▶ _GOAL_
Copy every line in the records below that contains the word "name".

▶ _Records from a collection_

──────────────────────────────

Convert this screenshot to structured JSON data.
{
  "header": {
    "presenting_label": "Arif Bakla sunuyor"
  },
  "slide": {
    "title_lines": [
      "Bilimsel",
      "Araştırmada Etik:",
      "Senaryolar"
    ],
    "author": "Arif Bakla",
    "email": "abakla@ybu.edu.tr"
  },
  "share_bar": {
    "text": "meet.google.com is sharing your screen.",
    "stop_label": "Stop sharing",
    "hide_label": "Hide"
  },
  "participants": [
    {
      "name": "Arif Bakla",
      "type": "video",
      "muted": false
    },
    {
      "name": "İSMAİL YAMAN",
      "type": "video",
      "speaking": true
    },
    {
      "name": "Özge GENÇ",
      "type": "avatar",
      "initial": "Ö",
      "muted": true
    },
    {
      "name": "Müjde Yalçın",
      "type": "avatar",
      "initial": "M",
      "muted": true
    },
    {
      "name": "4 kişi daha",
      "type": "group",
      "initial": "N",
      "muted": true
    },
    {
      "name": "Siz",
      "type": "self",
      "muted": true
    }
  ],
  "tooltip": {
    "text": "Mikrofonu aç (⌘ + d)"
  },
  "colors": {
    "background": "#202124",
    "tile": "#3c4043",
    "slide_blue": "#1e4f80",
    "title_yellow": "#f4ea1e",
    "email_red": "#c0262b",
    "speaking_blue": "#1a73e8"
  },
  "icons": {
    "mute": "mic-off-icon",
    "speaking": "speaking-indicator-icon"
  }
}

──────────────────────────────

▶ _REPLY TO THE EXERCISE_
      "name": "Arif Bakla",
      "name": "İSMAİL YAMAN",
      "name": "Özge GENÇ",
      "name": "Müjde Yalçın",
      "name": "4 kişi daha",
      "name": "Siz",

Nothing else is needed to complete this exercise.